▶ _Problem to work on_
Locate the word "SUNSET" in the entries below, then gather every line that holds it.

▶ _Material for this task_
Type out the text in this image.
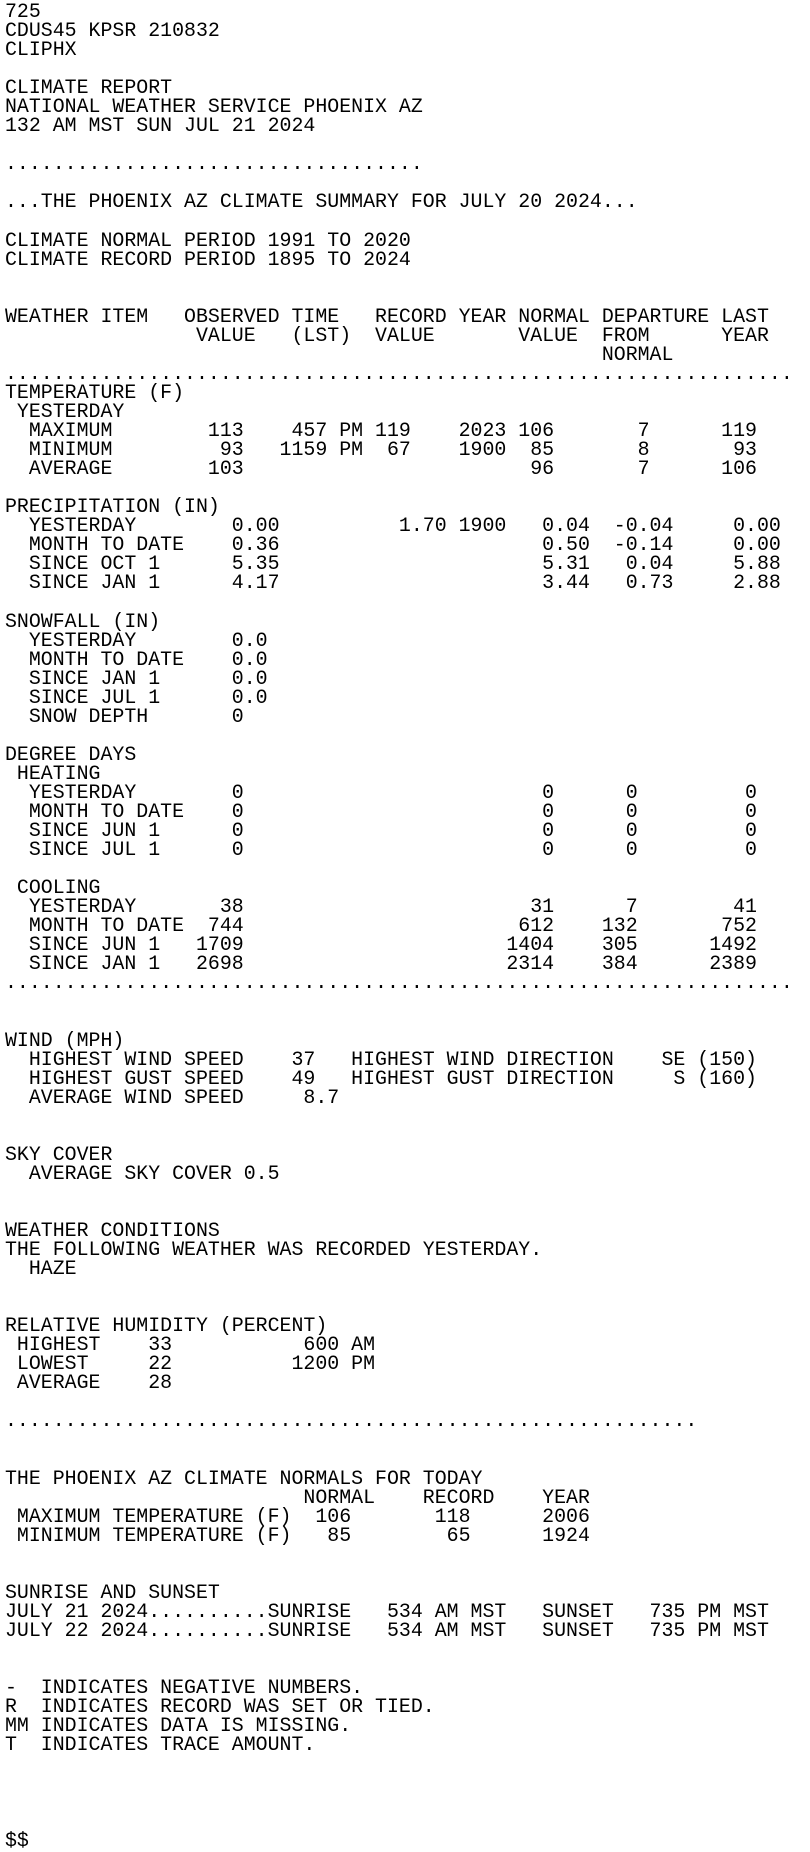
725
CDUS45 KPSR 210832
CLIPHX
CLIMATE REPORT
NATIONAL WEATHER SERVICE PHOENIX AZ
132 AM MST SUN JUL 21 2024
...................................
...THE PHOENIX AZ CLIMATE SUMMARY FOR JULY 20 2024...
CLIMATE NORMAL PERIOD 1991 TO 2020
CLIMATE RECORD PERIOD 1895 TO 2024
WEATHER ITEM   OBSERVED TIME   RECORD YEAR NORMAL DEPARTURE LAST
VALUE   (LST)  VALUE       VALUE  FROM      YEAR
NORMAL
..................................................................
TEMPERATURE (F)
YESTERDAY
MAXIMUM        113    457 PM 119    2023 106       7      119
MINIMUM         93   1159 PM  67    1900  85       8       93
AVERAGE        103                        96       7      106
PRECIPITATION (IN)
YESTERDAY        0.00          1.70 1900   0.04  -0.04     0.00
MONTH TO DATE    0.36                      0.50  -0.14     0.00
SINCE OCT 1      5.35                      5.31   0.04     5.88
SINCE JAN 1      4.17                      3.44   0.73     2.88
SNOWFALL (IN)
YESTERDAY        0.0
MONTH TO DATE    0.0
SINCE JAN 1      0.0
SINCE JUL 1      0.0
SNOW DEPTH       0
DEGREE DAYS
HEATING
YESTERDAY        0                         0      0         0
MONTH TO DATE    0                         0      0         0
SINCE JUN 1      0                         0      0         0
SINCE JUL 1      0                         0      0         0
COOLING
YESTERDAY       38                        31      7        41
MONTH TO DATE  744                       612    132       752
SINCE JUN 1   1709                      1404    305      1492
SINCE JAN 1   2698                      2314    384      2389
..................................................................
WIND (MPH)
HIGHEST WIND SPEED    37   HIGHEST WIND DIRECTION    SE (150)
HIGHEST GUST SPEED    49   HIGHEST GUST DIRECTION     S (160)
AVERAGE WIND SPEED     8.7
SKY COVER
AVERAGE SKY COVER 0.5
WEATHER CONDITIONS
THE FOLLOWING WEATHER WAS RECORDED YESTERDAY.
HAZE
RELATIVE HUMIDITY (PERCENT)
HIGHEST    33           600 AM
LOWEST     22          1200 PM
AVERAGE    28
..........................................................
THE PHOENIX AZ CLIMATE NORMALS FOR TODAY
NORMAL    RECORD    YEAR
MAXIMUM TEMPERATURE (F)  106       118      2006
MINIMUM TEMPERATURE (F)   85        65      1924
SUNRISE AND SUNSET
JULY 21 2024..........SUNRISE   534 AM MST   SUNSET   735 PM MST
JULY 22 2024..........SUNRISE   534 AM MST   SUNSET   735 PM MST
-  INDICATES NEGATIVE NUMBERS.
R  INDICATES RECORD WAS SET OR TIED.
MM INDICATES DATA IS MISSING.
T  INDICATES TRACE AMOUNT.
$$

▶ _Output_
SUNRISE AND SUNSET
JULY 21 2024..........SUNRISE   534 AM MST   SUNSET   735 PM MST
JULY 22 2024..........SUNRISE   534 AM MST   SUNSET   735 PM MST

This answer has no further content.